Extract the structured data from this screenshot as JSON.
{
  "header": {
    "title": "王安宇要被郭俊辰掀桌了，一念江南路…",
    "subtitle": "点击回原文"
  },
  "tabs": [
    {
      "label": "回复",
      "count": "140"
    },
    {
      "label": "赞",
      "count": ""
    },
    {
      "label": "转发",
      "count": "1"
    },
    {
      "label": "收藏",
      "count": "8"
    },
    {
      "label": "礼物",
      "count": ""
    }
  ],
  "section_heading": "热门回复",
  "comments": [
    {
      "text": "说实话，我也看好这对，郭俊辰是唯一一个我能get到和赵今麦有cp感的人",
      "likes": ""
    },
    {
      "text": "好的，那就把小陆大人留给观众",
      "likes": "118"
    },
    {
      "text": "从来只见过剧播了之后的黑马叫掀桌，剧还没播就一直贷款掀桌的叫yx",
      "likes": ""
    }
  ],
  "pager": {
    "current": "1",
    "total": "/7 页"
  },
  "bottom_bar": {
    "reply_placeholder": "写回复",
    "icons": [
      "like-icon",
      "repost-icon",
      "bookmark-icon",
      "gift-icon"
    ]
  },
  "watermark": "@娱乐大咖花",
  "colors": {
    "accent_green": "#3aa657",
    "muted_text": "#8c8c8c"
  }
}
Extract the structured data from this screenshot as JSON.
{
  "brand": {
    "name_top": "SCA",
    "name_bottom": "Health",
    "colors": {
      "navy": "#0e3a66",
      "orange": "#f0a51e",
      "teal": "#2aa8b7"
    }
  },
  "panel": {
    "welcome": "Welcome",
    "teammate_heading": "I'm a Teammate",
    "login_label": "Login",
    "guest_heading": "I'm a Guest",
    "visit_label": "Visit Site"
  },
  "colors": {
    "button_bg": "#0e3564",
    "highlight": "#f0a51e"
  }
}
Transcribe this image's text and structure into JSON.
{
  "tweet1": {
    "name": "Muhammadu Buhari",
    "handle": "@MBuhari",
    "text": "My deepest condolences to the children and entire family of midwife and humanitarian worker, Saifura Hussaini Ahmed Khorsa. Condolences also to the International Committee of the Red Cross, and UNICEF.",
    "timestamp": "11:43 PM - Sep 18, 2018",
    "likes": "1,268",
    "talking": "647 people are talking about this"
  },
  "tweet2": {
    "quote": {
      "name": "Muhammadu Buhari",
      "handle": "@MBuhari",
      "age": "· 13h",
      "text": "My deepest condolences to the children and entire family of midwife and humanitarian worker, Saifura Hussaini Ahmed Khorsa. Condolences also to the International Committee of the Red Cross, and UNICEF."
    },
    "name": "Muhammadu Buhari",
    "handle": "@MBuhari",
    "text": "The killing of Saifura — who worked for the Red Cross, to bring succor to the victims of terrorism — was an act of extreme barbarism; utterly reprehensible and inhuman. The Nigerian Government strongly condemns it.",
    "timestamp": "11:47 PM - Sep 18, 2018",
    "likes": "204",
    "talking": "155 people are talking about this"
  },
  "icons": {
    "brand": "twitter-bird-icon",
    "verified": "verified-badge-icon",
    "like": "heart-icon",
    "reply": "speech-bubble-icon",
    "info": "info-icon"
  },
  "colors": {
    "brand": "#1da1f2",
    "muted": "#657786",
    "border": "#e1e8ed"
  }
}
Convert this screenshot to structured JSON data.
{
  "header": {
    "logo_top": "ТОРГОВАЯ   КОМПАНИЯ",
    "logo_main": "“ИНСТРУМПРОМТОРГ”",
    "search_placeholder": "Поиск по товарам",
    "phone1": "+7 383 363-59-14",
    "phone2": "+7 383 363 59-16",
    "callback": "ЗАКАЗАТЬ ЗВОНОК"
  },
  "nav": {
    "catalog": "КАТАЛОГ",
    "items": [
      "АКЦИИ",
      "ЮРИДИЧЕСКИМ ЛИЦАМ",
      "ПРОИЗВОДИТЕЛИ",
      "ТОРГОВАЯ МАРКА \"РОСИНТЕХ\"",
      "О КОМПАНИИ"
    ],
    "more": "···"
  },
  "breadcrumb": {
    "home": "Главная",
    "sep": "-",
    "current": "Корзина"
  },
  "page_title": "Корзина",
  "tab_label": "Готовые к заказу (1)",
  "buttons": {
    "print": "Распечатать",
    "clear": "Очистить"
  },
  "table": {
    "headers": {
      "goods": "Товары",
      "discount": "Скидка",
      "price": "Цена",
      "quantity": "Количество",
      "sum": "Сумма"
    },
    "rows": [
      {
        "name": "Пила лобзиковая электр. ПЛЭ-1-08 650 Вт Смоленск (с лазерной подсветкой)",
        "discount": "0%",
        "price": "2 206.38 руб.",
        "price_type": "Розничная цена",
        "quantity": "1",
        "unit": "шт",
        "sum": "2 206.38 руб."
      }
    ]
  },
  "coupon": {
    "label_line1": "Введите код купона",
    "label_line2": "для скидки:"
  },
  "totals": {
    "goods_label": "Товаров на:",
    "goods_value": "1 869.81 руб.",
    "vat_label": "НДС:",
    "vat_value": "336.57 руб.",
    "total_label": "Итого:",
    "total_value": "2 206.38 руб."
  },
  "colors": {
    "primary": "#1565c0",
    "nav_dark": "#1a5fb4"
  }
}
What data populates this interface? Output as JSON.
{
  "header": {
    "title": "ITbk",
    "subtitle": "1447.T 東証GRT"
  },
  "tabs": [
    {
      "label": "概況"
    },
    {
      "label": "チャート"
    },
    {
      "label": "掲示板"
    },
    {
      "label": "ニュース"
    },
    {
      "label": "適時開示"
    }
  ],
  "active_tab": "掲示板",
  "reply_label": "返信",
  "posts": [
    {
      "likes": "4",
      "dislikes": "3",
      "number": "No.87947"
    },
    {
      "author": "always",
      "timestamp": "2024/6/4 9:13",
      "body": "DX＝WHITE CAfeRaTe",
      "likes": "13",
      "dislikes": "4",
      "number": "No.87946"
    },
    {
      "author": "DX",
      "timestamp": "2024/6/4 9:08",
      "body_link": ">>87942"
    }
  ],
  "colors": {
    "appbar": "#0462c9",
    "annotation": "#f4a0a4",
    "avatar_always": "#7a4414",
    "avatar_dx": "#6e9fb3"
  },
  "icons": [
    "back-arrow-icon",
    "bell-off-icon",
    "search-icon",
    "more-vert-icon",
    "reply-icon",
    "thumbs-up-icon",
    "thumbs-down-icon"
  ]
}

- Given exercise -
Output the full listing exactly as it stands.

- Solved problem -
Extract the structured data from this screenshot as JSON.
{
  "header": {
    "title": "王安宇要被郭俊辰掀桌了，一念江南路…",
    "subtitle": "点击回原文"
  },
  "tabs": [
    {
      "label": "回复",
      "count": "140"
    },
    {
      "label": "赞",
      "count": ""
    },
    {
      "label": "转发",
      "count": "1"
    },
    {
      "label": "收藏",
      "count": "8"
    },
    {
      "label": "礼物",
      "count": ""
    }
  ],
  "section_heading": "热门回复",
  "comments": [
    {
      "text": "说实话，我也看好这对，郭俊辰是唯一一个我能get到和赵今麦有cp感的人",
      "likes": ""
    },
    {
      "text": "好的，那就把小陆大人留给观众",
      "likes": "118"
    },
    {
      "text": "从来只见过剧播了之后的黑马叫掀桌，剧还没播就一直贷款掀桌的叫yx",
      "likes": ""
    }
  ],
  "pager": {
    "current": "1",
    "total": "/7 页"
  },
  "bottom_bar": {
    "reply_placeholder": "写回复",
    "icons": [
      "like-icon",
      "repost-icon",
      "bookmark-icon",
      "gift-icon"
    ]
  },
  "watermark": "@娱乐大咖花",
  "colors": {
    "accent_green": "#3aa657",
    "muted_text": "#8c8c8c"
  }
}
Extract the structured data from this screenshot as JSON.
{
  "brand": {
    "name_top": "SCA",
    "name_bottom": "Health",
    "colors": {
      "navy": "#0e3a66",
      "orange": "#f0a51e",
      "teal": "#2aa8b7"
    }
  },
  "panel": {
    "welcome": "Welcome",
    "teammate_heading": "I'm a Teammate",
    "login_label": "Login",
    "guest_heading": "I'm a Guest",
    "visit_label": "Visit Site"
  },
  "colors": {
    "button_bg": "#0e3564",
    "highlight": "#f0a51e"
  }
}
Transcribe this image's text and structure into JSON.
{
  "tweet1": {
    "name": "Muhammadu Buhari",
    "handle": "@MBuhari",
    "text": "My deepest condolences to the children and entire family of midwife and humanitarian worker, Saifura Hussaini Ahmed Khorsa. Condolences also to the International Committee of the Red Cross, and UNICEF.",
    "timestamp": "11:43 PM - Sep 18, 2018",
    "likes": "1,268",
    "talking": "647 people are talking about this"
  },
  "tweet2": {
    "quote": {
      "name": "Muhammadu Buhari",
      "handle": "@MBuhari",
      "age": "· 13h",
      "text": "My deepest condolences to the children and entire family of midwife and humanitarian worker, Saifura Hussaini Ahmed Khorsa. Condolences also to the International Committee of the Red Cross, and UNICEF."
    },
    "name": "Muhammadu Buhari",
    "handle": "@MBuhari",
    "text": "The killing of Saifura — who worked for the Red Cross, to bring succor to the victims of terrorism — was an act of extreme barbarism; utterly reprehensible and inhuman. The Nigerian Government strongly condemns it.",
    "timestamp": "11:47 PM - Sep 18, 2018",
    "likes": "204",
    "talking": "155 people are talking about this"
  },
  "icons": {
    "brand": "twitter-bird-icon",
    "verified": "verified-badge-icon",
    "like": "heart-icon",
    "reply": "speech-bubble-icon",
    "info": "info-icon"
  },
  "colors": {
    "brand": "#1da1f2",
    "muted": "#657786",
    "border": "#e1e8ed"
  }
}
Convert this screenshot to structured JSON data.
{
  "header": {
    "logo_top": "ТОРГОВАЯ   КОМПАНИЯ",
    "logo_main": "“ИНСТРУМПРОМТОРГ”",
    "search_placeholder": "Поиск по товарам",
    "phone1": "+7 383 363-59-14",
    "phone2": "+7 383 363 59-16",
    "callback": "ЗАКАЗАТЬ ЗВОНОК"
  },
  "nav": {
    "catalog": "КАТАЛОГ",
    "items": [
      "АКЦИИ",
      "ЮРИДИЧЕСКИМ ЛИЦАМ",
      "ПРОИЗВОДИТЕЛИ",
      "ТОРГОВАЯ МАРКА \"РОСИНТЕХ\"",
      "О КОМПАНИИ"
    ],
    "more": "···"
  },
  "breadcrumb": {
    "home": "Главная",
    "sep": "-",
    "current": "Корзина"
  },
  "page_title": "Корзина",
  "tab_label": "Готовые к заказу (1)",
  "buttons": {
    "print": "Распечатать",
    "clear": "Очистить"
  },
  "table": {
    "headers": {
      "goods": "Товары",
      "discount": "Скидка",
      "price": "Цена",
      "quantity": "Количество",
      "sum": "Сумма"
    },
    "rows": [
      {
        "name": "Пила лобзиковая электр. ПЛЭ-1-08 650 Вт Смоленск (с лазерной подсветкой)",
        "discount": "0%",
        "price": "2 206.38 руб.",
        "price_type": "Розничная цена",
        "quantity": "1",
        "unit": "шт",
        "sum": "2 206.38 руб."
      }
    ]
  },
  "coupon": {
    "label_line1": "Введите код купона",
    "label_line2": "для скидки:"
  },
  "totals": {
    "goods_label": "Товаров на:",
    "goods_value": "1 869.81 руб.",
    "vat_label": "НДС:",
    "vat_value": "336.57 руб.",
    "total_label": "Итого:",
    "total_value": "2 206.38 руб."
  },
  "colors": {
    "primary": "#1565c0",
    "nav_dark": "#1a5fb4"
  }
}
What data populates this interface? Output as JSON.
{
  "header": {
    "title": "ITbk",
    "subtitle": "1447.T 東証GRT"
  },
  "tabs": [
    {
      "label": "概況"
    },
    {
      "label": "チャート"
    },
    {
      "label": "掲示板"
    },
    {
      "label": "ニュース"
    },
    {
      "label": "適時開示"
    }
  ],
  "active_tab": "掲示板",
  "reply_label": "返信",
  "posts": [
    {
      "likes": "4",
      "dislikes": "3",
      "number": "No.87947"
    },
    {
      "author": "always",
      "timestamp": "2024/6/4 9:13",
      "body": "DX＝WHITE CAfeRaTe",
      "likes": "13",
      "dislikes": "4",
      "number": "No.87946"
    },
    {
      "author": "DX",
      "timestamp": "2024/6/4 9:08",
      "body_link": ">>87942"
    }
  ],
  "colors": {
    "appbar": "#0462c9",
    "annotation": "#f4a0a4",
    "avatar_always": "#7a4414",
    "avatar_dx": "#6e9fb3"
  },
  "icons": [
    "back-arrow-icon",
    "bell-off-icon",
    "search-icon",
    "more-vert-icon",
    "reply-icon",
    "thumbs-up-icon",
    "thumbs-down-icon"
  ]
}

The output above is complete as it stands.